--- What is needed ---
Using the records provided below, locate and copy each line that contains the word "structured".

--- Records for processing ---

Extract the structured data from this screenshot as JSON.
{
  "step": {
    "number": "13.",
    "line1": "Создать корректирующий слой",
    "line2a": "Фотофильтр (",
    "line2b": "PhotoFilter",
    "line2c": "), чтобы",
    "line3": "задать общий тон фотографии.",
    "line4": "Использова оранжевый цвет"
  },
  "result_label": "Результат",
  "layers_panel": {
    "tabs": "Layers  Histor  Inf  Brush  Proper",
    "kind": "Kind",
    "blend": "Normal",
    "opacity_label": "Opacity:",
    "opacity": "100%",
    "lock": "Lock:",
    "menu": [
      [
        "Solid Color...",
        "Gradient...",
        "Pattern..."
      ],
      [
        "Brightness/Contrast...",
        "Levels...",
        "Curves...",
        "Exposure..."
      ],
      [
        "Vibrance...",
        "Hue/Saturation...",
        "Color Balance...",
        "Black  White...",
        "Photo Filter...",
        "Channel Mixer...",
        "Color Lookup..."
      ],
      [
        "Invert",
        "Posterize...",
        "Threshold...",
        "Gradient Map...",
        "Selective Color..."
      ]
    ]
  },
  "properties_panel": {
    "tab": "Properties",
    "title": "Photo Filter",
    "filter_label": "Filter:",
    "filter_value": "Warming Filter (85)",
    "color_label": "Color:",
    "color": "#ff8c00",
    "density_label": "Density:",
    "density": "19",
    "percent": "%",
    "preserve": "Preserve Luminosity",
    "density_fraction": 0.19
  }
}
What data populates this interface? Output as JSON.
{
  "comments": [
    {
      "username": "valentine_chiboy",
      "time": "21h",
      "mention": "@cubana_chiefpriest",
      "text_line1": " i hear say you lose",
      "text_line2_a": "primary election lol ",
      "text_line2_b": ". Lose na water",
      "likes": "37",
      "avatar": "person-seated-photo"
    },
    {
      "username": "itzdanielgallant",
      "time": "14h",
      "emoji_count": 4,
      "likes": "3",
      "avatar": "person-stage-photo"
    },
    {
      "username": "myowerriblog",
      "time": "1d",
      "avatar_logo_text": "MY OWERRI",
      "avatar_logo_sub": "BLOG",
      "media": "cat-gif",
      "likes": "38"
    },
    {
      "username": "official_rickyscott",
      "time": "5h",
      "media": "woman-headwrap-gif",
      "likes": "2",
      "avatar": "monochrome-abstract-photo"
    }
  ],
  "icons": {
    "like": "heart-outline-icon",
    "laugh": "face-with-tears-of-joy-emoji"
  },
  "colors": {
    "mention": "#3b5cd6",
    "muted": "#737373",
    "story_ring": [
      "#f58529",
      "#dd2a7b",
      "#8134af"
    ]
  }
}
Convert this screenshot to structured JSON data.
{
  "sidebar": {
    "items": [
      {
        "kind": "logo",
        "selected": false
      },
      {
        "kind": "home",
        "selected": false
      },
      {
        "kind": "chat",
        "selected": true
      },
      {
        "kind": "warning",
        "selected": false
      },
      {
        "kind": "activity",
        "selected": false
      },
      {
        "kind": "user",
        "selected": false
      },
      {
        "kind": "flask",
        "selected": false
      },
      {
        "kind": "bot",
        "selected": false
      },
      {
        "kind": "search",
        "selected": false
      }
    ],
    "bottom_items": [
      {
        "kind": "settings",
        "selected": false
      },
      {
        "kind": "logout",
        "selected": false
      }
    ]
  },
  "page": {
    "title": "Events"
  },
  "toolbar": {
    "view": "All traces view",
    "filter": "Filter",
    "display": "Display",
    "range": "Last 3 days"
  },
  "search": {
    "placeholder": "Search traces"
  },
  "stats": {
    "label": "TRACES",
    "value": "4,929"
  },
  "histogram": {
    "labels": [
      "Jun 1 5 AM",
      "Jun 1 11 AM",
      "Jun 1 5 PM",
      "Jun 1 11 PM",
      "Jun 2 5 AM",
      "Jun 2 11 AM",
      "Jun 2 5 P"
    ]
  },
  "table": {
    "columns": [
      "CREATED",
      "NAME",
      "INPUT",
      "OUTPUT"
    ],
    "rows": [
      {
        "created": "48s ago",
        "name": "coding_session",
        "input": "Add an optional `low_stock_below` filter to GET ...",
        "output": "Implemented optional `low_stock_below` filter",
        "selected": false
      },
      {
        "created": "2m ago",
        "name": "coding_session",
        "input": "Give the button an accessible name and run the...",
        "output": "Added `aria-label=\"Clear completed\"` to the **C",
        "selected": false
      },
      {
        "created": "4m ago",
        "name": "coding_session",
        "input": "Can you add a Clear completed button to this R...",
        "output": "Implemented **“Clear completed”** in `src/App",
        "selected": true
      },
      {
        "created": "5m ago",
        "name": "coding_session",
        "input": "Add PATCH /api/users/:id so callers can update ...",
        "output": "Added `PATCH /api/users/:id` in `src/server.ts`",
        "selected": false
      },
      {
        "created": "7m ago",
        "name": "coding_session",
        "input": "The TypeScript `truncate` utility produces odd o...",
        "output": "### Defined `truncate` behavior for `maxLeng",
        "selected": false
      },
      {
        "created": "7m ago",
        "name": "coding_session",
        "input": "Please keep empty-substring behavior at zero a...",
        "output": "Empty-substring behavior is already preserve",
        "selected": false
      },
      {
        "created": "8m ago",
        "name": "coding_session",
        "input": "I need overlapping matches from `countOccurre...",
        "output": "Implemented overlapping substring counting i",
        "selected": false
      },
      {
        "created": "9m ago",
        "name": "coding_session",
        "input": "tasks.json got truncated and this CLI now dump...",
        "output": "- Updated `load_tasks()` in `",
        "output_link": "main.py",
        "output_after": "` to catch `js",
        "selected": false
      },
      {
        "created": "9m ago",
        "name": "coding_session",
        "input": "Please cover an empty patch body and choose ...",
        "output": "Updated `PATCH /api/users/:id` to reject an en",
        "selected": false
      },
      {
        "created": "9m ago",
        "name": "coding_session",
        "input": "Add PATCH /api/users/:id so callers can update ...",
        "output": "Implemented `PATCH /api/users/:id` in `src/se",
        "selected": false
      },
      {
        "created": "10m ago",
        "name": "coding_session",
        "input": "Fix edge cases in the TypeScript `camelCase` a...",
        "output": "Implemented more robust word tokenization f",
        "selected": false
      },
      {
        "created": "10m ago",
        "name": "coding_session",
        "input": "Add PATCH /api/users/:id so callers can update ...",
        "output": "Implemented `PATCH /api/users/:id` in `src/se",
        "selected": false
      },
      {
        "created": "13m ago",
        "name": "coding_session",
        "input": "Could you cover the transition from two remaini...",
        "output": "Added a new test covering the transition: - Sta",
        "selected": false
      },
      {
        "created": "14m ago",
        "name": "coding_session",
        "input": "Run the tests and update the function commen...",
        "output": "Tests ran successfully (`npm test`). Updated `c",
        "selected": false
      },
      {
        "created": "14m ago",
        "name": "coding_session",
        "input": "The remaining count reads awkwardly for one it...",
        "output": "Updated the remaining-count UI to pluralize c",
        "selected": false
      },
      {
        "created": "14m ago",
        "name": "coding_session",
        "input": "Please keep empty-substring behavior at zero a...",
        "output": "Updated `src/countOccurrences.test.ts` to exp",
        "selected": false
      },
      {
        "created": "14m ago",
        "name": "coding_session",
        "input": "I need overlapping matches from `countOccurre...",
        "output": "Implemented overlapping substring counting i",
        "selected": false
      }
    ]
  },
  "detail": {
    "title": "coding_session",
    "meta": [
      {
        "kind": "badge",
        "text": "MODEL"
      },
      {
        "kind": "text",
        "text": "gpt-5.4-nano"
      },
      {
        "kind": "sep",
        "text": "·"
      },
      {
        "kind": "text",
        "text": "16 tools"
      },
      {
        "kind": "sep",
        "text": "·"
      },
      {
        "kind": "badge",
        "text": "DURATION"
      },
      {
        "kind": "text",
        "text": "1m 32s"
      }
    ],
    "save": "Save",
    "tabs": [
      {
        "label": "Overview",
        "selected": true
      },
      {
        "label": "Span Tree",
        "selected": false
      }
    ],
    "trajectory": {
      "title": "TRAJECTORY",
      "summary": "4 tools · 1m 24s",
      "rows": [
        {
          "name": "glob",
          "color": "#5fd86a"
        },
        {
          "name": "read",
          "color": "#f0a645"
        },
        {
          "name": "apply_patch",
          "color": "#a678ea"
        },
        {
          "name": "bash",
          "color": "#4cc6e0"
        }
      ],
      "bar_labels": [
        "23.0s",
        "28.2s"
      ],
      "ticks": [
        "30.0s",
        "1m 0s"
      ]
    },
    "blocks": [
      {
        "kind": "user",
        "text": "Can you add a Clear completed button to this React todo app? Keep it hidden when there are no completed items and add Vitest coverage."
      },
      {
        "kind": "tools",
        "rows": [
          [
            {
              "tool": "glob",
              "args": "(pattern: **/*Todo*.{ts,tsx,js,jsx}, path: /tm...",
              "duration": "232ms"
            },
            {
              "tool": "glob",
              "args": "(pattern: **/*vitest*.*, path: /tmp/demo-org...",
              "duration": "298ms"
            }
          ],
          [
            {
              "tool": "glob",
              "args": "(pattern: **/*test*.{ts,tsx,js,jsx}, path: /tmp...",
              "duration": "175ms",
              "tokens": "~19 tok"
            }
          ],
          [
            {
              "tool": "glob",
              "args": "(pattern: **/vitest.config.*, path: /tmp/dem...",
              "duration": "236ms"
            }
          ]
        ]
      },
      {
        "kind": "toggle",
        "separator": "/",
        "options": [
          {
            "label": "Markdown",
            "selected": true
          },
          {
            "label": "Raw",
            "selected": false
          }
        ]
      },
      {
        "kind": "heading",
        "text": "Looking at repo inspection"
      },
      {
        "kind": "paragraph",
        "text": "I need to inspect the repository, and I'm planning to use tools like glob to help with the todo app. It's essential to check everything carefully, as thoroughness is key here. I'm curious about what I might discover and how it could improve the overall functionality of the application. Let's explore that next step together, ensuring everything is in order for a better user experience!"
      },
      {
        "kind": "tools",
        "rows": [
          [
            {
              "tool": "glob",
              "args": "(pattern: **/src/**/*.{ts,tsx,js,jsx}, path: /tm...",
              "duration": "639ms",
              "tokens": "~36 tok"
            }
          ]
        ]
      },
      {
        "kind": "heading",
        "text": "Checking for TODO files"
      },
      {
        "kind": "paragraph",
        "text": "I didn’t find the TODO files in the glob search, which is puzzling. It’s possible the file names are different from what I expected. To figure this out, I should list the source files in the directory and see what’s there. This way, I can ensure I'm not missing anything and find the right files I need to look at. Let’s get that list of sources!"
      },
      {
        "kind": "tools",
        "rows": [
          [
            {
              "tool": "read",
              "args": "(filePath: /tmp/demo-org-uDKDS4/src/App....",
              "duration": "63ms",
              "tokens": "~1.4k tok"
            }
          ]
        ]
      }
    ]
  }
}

--- Exercise output ---
Extract the structured data from this screenshot as JSON.
Convert this screenshot to structured JSON data.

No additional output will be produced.